GOAL OF THE EXERCISE:
Extract, from the records beneath this instruction, each line that contains the word "Hispanic".

RECORDS SHOWN:
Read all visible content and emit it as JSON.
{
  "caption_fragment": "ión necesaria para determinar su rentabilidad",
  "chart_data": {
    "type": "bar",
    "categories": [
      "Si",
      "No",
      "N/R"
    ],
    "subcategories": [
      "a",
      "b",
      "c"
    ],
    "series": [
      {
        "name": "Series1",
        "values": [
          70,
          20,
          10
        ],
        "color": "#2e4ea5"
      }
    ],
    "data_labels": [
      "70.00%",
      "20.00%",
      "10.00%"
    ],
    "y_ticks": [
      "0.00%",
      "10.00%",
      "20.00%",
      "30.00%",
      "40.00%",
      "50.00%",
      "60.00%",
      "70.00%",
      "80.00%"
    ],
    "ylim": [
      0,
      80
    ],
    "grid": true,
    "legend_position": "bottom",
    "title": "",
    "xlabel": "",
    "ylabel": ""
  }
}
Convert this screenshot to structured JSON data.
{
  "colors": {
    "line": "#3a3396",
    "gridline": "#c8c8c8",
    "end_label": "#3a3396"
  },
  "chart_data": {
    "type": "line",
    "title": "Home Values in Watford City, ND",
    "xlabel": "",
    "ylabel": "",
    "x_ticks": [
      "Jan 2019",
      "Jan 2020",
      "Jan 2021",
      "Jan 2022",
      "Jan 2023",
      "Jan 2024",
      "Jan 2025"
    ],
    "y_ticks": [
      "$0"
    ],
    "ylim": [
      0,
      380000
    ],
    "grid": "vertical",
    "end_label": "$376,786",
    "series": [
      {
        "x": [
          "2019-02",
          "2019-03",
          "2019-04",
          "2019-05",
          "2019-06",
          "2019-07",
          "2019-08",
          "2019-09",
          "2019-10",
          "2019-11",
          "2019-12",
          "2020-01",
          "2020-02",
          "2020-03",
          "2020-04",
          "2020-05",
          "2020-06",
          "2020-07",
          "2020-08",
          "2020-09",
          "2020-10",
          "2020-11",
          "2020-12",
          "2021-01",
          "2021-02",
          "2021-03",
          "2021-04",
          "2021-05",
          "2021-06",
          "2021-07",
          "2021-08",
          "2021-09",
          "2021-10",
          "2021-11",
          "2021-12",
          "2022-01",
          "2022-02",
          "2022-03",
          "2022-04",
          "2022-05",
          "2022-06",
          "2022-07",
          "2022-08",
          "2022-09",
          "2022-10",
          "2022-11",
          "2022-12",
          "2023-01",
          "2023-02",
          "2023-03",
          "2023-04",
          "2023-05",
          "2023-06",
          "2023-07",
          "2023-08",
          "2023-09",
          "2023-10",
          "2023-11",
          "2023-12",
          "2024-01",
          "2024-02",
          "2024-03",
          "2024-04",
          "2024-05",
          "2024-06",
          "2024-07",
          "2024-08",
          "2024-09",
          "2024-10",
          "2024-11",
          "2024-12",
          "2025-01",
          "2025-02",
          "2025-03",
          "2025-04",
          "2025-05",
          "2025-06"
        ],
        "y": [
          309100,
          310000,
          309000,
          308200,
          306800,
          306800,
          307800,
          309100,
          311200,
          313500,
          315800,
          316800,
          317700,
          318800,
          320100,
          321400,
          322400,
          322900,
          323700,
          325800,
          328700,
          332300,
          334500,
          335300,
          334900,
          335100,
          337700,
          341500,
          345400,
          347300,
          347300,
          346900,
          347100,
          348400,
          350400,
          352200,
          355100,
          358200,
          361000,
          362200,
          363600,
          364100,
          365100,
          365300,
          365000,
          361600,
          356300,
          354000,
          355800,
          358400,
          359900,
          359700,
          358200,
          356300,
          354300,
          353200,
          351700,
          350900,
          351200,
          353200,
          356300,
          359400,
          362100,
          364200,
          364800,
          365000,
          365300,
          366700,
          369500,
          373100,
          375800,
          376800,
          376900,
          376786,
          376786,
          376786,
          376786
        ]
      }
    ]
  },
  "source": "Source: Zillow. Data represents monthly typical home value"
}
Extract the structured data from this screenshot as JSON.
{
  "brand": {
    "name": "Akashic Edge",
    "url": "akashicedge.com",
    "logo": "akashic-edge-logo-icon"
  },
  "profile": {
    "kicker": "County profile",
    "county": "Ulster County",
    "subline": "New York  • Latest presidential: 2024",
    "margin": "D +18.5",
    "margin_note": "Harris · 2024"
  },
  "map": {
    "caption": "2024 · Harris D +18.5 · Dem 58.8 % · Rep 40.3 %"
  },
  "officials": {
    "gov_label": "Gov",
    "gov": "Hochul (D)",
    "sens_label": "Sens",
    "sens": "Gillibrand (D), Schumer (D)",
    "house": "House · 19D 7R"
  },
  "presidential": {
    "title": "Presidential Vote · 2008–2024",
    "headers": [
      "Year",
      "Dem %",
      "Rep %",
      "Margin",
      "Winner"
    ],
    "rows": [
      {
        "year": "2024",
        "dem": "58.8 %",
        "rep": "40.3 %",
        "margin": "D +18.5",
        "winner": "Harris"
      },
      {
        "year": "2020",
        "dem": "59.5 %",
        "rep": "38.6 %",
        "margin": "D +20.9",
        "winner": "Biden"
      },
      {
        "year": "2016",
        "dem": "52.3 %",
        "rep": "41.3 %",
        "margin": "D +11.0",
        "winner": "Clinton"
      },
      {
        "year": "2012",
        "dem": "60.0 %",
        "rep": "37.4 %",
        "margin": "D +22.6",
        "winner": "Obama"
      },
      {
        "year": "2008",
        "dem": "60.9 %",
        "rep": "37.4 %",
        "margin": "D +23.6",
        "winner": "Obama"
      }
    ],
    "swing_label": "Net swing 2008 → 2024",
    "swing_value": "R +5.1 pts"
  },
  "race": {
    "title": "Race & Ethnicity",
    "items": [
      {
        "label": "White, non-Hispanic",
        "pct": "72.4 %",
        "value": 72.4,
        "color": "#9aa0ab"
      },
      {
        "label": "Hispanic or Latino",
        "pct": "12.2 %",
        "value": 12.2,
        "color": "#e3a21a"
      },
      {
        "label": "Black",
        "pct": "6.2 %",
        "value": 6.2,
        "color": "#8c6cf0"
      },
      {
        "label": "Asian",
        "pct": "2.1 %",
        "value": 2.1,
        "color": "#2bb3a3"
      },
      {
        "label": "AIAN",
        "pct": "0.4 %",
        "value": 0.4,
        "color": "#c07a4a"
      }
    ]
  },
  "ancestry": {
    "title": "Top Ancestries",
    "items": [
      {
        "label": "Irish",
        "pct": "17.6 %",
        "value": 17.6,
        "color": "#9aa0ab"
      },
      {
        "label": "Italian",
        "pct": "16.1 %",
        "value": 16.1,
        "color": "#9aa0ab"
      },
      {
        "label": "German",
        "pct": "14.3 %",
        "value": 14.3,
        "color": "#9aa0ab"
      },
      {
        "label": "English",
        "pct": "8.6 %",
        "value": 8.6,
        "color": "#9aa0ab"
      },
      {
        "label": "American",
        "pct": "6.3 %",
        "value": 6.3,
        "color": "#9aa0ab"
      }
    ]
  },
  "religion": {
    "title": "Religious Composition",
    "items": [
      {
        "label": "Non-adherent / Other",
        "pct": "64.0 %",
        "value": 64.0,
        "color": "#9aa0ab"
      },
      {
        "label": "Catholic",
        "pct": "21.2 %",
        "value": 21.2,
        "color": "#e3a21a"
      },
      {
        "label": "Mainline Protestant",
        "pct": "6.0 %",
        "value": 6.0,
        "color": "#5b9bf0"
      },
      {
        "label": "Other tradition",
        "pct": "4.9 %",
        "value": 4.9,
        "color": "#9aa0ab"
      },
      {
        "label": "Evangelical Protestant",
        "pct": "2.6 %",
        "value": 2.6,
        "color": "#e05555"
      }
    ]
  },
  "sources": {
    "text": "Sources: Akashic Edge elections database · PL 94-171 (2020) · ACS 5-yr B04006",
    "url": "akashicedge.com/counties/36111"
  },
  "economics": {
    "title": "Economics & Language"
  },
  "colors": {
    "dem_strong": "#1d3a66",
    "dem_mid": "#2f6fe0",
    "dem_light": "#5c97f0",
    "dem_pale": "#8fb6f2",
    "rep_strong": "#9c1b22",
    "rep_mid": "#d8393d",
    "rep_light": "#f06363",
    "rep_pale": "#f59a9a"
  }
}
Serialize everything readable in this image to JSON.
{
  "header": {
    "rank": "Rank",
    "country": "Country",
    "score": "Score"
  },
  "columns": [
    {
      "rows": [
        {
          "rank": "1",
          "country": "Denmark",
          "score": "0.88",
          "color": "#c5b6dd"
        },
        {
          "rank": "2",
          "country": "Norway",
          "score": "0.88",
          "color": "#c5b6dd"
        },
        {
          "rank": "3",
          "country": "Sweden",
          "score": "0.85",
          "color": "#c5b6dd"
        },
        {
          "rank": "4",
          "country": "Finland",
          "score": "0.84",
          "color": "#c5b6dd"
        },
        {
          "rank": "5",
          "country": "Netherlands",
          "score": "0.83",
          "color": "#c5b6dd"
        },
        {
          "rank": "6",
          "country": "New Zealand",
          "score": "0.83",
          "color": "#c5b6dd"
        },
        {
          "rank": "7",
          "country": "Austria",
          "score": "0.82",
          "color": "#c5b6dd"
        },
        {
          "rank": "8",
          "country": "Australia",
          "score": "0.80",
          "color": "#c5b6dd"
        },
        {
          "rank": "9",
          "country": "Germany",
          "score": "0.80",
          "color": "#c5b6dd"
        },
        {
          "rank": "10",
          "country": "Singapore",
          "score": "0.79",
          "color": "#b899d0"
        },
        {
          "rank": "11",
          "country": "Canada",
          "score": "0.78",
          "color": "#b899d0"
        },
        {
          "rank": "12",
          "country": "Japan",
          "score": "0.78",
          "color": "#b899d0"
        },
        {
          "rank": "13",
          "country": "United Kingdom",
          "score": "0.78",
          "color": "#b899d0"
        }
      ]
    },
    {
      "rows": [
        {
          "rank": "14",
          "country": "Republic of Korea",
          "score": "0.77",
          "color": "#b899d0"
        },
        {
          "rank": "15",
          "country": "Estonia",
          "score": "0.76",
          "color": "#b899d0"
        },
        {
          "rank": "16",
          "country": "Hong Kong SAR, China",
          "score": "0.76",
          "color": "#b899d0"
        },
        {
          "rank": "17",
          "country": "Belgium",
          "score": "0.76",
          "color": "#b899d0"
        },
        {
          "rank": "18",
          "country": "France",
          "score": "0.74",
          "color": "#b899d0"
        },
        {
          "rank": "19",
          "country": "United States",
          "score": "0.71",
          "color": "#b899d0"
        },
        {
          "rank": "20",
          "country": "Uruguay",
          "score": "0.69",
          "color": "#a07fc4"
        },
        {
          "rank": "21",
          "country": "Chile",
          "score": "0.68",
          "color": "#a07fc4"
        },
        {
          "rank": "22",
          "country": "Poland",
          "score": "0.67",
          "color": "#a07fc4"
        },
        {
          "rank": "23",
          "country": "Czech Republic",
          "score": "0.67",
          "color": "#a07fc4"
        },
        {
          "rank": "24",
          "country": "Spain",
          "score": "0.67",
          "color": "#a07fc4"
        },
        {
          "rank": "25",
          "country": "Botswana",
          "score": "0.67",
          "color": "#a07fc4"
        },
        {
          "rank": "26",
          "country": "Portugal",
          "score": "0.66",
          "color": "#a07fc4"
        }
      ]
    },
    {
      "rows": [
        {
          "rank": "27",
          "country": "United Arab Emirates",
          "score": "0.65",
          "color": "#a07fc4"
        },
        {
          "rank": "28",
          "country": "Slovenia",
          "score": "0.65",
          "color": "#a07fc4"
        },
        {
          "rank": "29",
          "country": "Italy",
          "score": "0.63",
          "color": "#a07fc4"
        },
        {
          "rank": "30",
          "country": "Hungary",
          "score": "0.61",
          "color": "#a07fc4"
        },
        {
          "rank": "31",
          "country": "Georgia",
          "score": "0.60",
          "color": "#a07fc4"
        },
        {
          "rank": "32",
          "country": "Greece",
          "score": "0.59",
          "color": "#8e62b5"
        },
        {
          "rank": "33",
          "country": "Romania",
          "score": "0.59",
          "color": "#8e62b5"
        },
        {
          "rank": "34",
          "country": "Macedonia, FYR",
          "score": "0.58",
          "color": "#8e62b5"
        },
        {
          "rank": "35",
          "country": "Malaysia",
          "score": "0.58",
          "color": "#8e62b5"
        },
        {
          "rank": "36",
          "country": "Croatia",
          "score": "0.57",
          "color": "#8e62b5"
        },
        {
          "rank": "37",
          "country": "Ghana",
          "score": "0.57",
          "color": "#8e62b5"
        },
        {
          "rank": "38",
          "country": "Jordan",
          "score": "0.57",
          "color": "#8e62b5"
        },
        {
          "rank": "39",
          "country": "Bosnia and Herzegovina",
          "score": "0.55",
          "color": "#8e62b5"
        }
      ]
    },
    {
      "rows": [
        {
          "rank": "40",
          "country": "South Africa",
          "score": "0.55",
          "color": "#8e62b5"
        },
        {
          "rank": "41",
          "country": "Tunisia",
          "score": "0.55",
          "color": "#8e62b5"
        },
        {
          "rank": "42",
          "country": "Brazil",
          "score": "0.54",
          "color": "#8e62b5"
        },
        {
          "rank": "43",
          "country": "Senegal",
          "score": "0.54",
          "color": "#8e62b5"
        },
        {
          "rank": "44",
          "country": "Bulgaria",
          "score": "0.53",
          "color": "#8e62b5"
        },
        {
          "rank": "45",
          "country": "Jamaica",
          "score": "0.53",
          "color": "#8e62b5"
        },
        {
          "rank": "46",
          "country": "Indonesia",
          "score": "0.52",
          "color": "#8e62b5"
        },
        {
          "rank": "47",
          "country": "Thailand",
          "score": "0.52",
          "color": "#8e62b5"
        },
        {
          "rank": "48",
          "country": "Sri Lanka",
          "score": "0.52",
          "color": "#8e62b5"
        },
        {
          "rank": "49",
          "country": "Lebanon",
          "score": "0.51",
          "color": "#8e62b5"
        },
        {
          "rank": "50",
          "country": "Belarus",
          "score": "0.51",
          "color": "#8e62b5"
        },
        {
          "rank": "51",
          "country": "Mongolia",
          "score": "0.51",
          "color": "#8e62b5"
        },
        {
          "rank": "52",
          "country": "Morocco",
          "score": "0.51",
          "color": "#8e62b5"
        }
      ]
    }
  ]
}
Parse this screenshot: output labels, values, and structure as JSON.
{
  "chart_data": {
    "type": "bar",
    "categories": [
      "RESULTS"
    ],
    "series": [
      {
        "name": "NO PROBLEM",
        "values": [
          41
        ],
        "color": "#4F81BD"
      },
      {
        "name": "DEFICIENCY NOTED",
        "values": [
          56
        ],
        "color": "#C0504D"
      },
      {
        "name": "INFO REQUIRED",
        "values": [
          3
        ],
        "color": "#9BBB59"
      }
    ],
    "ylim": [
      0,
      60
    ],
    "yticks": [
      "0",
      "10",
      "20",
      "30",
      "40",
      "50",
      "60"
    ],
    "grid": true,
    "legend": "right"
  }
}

RESPONSE BELOW:
        "label": "White, non-Hispanic",
        "label": "Hispanic or Latino",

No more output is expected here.